REQUIREMENT:
Only the lines holding the string "الخمر" are needed. Copy each one.

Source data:
+++++
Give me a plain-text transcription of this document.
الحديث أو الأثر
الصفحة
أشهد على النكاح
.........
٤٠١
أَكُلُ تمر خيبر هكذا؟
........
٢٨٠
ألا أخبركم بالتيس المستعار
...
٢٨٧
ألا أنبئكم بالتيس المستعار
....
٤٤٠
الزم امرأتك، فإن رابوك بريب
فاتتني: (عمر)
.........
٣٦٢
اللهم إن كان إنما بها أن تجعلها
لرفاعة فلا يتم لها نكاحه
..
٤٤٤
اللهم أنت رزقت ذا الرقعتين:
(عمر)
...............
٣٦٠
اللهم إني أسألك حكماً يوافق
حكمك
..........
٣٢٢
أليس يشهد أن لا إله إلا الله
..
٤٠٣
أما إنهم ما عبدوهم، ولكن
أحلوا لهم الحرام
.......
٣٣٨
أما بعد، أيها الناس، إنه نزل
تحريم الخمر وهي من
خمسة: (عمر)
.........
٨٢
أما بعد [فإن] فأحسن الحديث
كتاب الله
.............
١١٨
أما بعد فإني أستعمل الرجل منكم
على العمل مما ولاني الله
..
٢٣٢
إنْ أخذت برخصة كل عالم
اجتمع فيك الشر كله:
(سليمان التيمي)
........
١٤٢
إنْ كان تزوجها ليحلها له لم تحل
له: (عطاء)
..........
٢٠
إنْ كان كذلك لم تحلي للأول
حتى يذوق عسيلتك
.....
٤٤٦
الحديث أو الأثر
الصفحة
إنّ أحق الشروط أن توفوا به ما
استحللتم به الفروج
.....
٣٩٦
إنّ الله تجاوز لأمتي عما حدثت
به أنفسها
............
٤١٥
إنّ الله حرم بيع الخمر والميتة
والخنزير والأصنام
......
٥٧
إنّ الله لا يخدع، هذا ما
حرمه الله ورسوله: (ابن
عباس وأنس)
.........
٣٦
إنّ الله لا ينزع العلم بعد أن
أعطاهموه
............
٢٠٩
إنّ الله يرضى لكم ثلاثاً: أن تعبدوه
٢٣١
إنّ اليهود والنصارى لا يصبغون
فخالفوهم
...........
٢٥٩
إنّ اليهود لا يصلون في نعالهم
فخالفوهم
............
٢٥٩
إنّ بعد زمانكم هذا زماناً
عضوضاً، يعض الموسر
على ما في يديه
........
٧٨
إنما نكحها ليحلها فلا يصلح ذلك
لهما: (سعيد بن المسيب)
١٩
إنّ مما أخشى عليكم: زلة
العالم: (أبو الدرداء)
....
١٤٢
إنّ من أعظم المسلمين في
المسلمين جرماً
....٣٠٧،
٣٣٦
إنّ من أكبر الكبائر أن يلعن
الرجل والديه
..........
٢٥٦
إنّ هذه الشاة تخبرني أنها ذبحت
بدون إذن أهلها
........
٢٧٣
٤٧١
+++++
TASK RESULT:
تحريم الخمر وهي من
إنّ الله حرم بيع الخمر والميتة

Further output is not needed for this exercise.